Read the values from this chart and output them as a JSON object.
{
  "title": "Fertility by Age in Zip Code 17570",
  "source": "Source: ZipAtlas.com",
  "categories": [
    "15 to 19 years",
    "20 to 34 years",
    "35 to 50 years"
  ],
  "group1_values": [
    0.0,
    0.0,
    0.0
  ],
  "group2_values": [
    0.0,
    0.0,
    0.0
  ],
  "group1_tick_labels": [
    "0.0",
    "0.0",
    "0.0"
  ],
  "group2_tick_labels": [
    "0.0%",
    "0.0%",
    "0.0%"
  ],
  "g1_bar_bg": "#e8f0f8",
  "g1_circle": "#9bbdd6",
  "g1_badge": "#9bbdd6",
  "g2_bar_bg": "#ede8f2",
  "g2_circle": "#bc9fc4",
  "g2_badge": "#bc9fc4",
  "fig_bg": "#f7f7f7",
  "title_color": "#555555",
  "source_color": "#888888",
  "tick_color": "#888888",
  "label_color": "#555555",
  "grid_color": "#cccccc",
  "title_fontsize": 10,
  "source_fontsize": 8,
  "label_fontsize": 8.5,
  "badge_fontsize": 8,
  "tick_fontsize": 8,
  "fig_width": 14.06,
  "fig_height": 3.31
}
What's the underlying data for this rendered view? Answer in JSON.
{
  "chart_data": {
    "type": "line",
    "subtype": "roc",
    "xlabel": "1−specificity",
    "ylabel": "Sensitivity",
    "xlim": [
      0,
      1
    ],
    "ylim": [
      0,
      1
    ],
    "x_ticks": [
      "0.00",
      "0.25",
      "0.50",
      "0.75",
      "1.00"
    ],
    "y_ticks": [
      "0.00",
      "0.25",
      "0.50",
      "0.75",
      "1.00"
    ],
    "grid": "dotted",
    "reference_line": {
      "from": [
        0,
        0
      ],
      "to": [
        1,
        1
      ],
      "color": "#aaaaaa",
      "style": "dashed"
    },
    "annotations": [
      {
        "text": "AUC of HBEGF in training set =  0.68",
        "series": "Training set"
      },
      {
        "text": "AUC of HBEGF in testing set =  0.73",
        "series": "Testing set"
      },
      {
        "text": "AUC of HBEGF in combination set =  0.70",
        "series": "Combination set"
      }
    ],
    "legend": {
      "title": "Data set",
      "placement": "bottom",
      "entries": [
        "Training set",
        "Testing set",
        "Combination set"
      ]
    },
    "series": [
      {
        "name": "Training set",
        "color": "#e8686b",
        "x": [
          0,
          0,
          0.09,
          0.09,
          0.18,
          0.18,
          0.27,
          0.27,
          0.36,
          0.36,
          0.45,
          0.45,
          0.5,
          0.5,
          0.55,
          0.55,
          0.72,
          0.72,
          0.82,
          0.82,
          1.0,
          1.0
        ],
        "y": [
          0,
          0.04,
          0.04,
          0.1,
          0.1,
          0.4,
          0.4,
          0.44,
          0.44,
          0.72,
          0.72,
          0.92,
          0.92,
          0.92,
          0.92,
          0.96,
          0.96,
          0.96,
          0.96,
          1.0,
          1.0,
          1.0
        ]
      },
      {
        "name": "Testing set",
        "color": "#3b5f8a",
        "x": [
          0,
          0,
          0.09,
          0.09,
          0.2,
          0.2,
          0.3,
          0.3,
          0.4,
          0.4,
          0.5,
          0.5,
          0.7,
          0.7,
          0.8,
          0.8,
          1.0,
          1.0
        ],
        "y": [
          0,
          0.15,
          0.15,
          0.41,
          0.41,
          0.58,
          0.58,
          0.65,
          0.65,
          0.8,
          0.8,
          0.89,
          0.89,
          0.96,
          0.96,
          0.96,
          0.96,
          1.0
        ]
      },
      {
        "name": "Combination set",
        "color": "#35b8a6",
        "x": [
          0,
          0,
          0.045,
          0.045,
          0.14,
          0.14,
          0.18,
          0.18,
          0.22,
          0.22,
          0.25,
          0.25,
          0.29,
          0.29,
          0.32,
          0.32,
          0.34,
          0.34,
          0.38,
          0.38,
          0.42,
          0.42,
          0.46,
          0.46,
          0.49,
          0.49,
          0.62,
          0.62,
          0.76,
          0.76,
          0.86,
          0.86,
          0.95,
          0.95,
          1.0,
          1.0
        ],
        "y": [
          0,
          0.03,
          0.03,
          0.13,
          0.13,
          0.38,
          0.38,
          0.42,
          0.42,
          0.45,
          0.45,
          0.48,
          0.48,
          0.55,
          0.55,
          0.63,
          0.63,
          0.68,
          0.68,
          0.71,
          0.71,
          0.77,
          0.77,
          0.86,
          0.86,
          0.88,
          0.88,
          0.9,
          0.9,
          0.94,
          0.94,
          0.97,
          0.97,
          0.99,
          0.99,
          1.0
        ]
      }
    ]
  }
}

WHAT IS NEEDED: Copy all the records above precisely.

ANSWER TO THE EXERCISE:
Read the values from this chart and output them as a JSON object.
{
  "title": "Fertility by Age in Zip Code 17570",
  "source": "Source: ZipAtlas.com",
  "categories": [
    "15 to 19 years",
    "20 to 34 years",
    "35 to 50 years"
  ],
  "group1_values": [
    0.0,
    0.0,
    0.0
  ],
  "group2_values": [
    0.0,
    0.0,
    0.0
  ],
  "group1_tick_labels": [
    "0.0",
    "0.0",
    "0.0"
  ],
  "group2_tick_labels": [
    "0.0%",
    "0.0%",
    "0.0%"
  ],
  "g1_bar_bg": "#e8f0f8",
  "g1_circle": "#9bbdd6",
  "g1_badge": "#9bbdd6",
  "g2_bar_bg": "#ede8f2",
  "g2_circle": "#bc9fc4",
  "g2_badge": "#bc9fc4",
  "fig_bg": "#f7f7f7",
  "title_color": "#555555",
  "source_color": "#888888",
  "tick_color": "#888888",
  "label_color": "#555555",
  "grid_color": "#cccccc",
  "title_fontsize": 10,
  "source_fontsize": 8,
  "label_fontsize": 8.5,
  "badge_fontsize": 8,
  "tick_fontsize": 8,
  "fig_width": 14.06,
  "fig_height": 3.31
}
What's the underlying data for this rendered view? Answer in JSON.
{
  "chart_data": {
    "type": "line",
    "subtype": "roc",
    "xlabel": "1−specificity",
    "ylabel": "Sensitivity",
    "xlim": [
      0,
      1
    ],
    "ylim": [
      0,
      1
    ],
    "x_ticks": [
      "0.00",
      "0.25",
      "0.50",
      "0.75",
      "1.00"
    ],
    "y_ticks": [
      "0.00",
      "0.25",
      "0.50",
      "0.75",
      "1.00"
    ],
    "grid": "dotted",
    "reference_line": {
      "from": [
        0,
        0
      ],
      "to": [
        1,
        1
      ],
      "color": "#aaaaaa",
      "style": "dashed"
    },
    "annotations": [
      {
        "text": "AUC of HBEGF in training set =  0.68",
        "series": "Training set"
      },
      {
        "text": "AUC of HBEGF in testing set =  0.73",
        "series": "Testing set"
      },
      {
        "text": "AUC of HBEGF in combination set =  0.70",
        "series": "Combination set"
      }
    ],
    "legend": {
      "title": "Data set",
      "placement": "bottom",
      "entries": [
        "Training set",
        "Testing set",
        "Combination set"
      ]
    },
    "series": [
      {
        "name": "Training set",
        "color": "#e8686b",
        "x": [
          0,
          0,
          0.09,
          0.09,
          0.18,
          0.18,
          0.27,
          0.27,
          0.36,
          0.36,
          0.45,
          0.45,
          0.5,
          0.5,
          0.55,
          0.55,
          0.72,
          0.72,
          0.82,
          0.82,
          1.0,
          1.0
        ],
        "y": [
          0,
          0.04,
          0.04,
          0.1,
          0.1,
          0.4,
          0.4,
          0.44,
          0.44,
          0.72,
          0.72,
          0.92,
          0.92,
          0.92,
          0.92,
          0.96,
          0.96,
          0.96,
          0.96,
          1.0,
          1.0,
          1.0
        ]
      },
      {
        "name": "Testing set",
        "color": "#3b5f8a",
        "x": [
          0,
          0,
          0.09,
          0.09,
          0.2,
          0.2,
          0.3,
          0.3,
          0.4,
          0.4,
          0.5,
          0.5,
          0.7,
          0.7,
          0.8,
          0.8,
          1.0,
          1.0
        ],
        "y": [
          0,
          0.15,
          0.15,
          0.41,
          0.41,
          0.58,
          0.58,
          0.65,
          0.65,
          0.8,
          0.8,
          0.89,
          0.89,
          0.96,
          0.96,
          0.96,
          0.96,
          1.0
        ]
      },
      {
        "name": "Combination set",
        "color": "#35b8a6",
        "x": [
          0,
          0,
          0.045,
          0.045,
          0.14,
          0.14,
          0.18,
          0.18,
          0.22,
          0.22,
          0.25,
          0.25,
          0.29,
          0.29,
          0.32,
          0.32,
          0.34,
          0.34,
          0.38,
          0.38,
          0.42,
          0.42,
          0.46,
          0.46,
          0.49,
          0.49,
          0.62,
          0.62,
          0.76,
          0.76,
          0.86,
          0.86,
          0.95,
          0.95,
          1.0,
          1.0
        ],
        "y": [
          0,
          0.03,
          0.03,
          0.13,
          0.13,
          0.38,
          0.38,
          0.42,
          0.42,
          0.45,
          0.45,
          0.48,
          0.48,
          0.55,
          0.55,
          0.63,
          0.63,
          0.68,
          0.68,
          0.71,
          0.71,
          0.77,
          0.77,
          0.86,
          0.86,
          0.88,
          0.88,
          0.9,
          0.9,
          0.94,
          0.94,
          0.97,
          0.97,
          0.99,
          0.99,
          1.0
        ]
      }
    ]
  }
}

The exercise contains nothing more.